[Dataset entries]

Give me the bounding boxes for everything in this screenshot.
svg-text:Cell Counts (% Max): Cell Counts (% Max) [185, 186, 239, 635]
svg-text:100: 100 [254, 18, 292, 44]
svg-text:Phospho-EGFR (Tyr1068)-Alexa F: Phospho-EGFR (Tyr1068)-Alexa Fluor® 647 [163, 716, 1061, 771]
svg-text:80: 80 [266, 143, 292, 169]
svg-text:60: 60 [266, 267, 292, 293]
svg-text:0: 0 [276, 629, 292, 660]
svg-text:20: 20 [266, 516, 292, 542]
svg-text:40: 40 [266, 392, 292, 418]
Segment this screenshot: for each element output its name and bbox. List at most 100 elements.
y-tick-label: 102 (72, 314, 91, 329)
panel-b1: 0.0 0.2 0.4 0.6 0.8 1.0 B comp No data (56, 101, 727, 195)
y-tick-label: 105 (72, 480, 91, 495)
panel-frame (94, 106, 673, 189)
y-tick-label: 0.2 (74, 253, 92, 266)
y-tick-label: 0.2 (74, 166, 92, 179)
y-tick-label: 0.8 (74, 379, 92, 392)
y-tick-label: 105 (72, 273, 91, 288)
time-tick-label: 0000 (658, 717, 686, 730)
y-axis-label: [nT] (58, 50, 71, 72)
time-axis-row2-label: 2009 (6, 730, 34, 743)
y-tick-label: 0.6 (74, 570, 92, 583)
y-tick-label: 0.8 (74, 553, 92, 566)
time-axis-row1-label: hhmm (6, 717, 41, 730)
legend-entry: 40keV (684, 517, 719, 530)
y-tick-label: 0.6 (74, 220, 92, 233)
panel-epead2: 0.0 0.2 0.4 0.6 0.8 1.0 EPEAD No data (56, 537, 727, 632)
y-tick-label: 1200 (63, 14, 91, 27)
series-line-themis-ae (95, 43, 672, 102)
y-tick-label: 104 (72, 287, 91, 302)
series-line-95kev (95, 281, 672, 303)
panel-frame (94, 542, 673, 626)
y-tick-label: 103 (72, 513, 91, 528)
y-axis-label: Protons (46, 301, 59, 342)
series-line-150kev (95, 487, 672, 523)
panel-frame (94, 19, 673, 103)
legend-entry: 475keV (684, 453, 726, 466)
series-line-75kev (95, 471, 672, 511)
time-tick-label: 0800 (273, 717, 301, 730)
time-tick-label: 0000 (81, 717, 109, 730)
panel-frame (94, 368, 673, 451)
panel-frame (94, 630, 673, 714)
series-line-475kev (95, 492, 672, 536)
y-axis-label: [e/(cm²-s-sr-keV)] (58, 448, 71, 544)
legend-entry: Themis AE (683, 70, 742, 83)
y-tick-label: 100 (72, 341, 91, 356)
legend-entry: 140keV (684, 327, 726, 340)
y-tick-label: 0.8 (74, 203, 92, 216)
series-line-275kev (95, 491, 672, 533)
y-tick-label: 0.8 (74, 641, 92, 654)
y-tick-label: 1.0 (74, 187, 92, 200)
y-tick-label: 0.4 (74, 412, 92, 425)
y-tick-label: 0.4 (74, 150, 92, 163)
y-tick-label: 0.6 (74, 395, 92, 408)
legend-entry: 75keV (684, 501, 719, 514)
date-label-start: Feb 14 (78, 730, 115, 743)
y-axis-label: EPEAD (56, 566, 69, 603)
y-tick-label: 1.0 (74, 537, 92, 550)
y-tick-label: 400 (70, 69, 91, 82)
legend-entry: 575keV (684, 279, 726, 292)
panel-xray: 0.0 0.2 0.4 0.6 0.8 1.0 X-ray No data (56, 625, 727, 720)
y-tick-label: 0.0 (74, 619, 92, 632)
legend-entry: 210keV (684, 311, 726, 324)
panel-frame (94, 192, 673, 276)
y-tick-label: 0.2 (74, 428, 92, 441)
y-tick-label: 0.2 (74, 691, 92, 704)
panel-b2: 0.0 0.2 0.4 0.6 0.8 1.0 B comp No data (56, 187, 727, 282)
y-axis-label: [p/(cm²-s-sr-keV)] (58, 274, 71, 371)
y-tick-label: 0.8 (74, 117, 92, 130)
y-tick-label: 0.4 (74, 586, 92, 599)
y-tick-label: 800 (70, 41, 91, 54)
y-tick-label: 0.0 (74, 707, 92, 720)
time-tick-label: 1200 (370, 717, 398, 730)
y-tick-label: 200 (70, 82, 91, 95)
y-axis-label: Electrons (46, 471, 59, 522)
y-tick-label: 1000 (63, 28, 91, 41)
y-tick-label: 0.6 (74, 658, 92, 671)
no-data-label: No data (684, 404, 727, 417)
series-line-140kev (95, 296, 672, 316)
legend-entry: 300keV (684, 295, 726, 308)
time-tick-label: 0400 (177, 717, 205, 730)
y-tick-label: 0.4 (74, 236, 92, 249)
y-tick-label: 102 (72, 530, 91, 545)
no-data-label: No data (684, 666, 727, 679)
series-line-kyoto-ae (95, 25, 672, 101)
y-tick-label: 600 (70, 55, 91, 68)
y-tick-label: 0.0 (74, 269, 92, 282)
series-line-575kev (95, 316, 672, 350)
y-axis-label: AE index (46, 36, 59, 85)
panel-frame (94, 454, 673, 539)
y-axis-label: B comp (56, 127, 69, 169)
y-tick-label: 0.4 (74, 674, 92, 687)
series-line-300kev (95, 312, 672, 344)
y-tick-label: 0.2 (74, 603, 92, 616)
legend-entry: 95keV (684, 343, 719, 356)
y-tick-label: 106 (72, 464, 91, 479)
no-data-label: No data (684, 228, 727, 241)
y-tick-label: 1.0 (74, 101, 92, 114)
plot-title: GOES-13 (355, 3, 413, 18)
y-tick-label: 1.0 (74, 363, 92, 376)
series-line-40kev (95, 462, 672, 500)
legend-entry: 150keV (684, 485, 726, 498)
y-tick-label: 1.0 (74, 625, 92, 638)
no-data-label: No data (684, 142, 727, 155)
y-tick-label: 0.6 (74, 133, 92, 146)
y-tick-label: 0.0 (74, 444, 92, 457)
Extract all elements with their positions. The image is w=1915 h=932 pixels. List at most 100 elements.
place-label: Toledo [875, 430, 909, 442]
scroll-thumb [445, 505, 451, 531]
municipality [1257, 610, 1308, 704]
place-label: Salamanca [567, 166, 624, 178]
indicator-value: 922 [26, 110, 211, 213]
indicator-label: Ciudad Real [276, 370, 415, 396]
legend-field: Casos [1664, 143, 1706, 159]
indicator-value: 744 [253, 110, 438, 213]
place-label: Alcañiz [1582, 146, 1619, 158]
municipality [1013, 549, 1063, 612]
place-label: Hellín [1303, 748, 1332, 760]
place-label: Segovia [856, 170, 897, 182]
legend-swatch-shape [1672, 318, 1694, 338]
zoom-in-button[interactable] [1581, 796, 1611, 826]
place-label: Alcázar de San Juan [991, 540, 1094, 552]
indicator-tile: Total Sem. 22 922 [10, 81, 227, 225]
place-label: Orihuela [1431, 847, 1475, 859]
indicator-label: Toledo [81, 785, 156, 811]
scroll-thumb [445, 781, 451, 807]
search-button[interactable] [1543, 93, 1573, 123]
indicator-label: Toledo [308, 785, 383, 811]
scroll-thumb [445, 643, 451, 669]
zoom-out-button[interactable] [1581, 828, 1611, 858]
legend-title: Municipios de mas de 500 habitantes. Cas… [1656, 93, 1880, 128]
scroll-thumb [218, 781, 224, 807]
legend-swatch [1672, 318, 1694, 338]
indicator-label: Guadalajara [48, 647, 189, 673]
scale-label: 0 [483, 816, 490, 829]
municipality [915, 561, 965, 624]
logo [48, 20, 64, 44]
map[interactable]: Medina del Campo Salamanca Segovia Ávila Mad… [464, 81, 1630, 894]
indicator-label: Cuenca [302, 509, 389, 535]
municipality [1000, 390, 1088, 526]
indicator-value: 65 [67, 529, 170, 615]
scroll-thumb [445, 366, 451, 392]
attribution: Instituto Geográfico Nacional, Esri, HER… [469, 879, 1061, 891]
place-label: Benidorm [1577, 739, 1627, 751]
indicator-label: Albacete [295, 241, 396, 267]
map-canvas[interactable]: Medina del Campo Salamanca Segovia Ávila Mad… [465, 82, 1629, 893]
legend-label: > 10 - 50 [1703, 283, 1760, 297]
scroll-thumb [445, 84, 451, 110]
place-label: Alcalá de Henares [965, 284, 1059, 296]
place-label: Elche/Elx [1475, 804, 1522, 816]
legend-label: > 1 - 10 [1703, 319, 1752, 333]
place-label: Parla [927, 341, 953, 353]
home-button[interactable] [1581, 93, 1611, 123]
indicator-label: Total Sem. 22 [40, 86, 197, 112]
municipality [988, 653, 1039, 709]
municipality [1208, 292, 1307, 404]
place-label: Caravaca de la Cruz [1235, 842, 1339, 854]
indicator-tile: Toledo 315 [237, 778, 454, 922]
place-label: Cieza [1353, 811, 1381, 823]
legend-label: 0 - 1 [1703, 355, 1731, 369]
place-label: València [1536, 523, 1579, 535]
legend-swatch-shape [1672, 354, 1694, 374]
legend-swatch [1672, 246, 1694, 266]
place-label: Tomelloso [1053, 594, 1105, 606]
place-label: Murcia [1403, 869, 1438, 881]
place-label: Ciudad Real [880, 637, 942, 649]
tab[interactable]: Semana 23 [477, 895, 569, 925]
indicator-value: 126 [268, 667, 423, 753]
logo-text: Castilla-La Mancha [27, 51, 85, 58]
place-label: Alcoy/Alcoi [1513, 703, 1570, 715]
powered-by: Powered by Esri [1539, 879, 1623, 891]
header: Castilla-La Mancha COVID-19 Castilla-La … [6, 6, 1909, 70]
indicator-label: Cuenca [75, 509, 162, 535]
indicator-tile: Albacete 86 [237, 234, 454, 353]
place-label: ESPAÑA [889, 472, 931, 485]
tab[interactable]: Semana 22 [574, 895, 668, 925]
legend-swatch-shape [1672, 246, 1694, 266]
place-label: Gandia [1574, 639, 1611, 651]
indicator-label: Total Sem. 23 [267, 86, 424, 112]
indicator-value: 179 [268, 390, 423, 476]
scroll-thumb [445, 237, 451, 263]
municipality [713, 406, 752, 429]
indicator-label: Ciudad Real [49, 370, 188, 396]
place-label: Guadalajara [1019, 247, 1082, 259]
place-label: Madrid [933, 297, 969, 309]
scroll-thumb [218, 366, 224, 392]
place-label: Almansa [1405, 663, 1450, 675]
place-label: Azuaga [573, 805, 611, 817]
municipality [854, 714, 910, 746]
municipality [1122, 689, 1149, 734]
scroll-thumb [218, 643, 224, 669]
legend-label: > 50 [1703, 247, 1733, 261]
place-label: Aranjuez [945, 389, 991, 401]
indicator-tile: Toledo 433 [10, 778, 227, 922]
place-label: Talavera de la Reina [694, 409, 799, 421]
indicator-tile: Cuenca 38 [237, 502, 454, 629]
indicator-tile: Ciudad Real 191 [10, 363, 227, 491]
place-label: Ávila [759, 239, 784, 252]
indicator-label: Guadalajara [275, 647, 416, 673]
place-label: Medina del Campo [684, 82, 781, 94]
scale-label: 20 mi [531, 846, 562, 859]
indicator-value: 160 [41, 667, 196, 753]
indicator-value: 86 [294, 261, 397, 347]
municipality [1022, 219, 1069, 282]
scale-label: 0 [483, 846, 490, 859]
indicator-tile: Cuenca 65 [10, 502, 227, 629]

◆ WORK TO COMPLETE: Rename "screenshot" to "image" in everything from the first line down to the line containing "y-tick-label: 102 (72, 314, 91, 329)", and give those lines again with nothing else changed.

◆ FINISHED TASK:
Give me the bounding boxes for everything in this image.
svg-text:Cell Counts (% Max): Cell Counts (% Max) [185, 186, 239, 635]
svg-text:100: 100 [254, 18, 292, 44]
svg-text:Phospho-EGFR (Tyr1068)-Alexa F: Phospho-EGFR (Tyr1068)-Alexa Fluor® 647 [163, 716, 1061, 771]
svg-text:80: 80 [266, 143, 292, 169]
svg-text:60: 60 [266, 267, 292, 293]
svg-text:0: 0 [276, 629, 292, 660]
svg-text:20: 20 [266, 516, 292, 542]
svg-text:40: 40 [266, 392, 292, 418]
Segment this image: for each element output its name and bbox. List at most 100 elements.
y-tick-label: 102 (72, 314, 91, 329)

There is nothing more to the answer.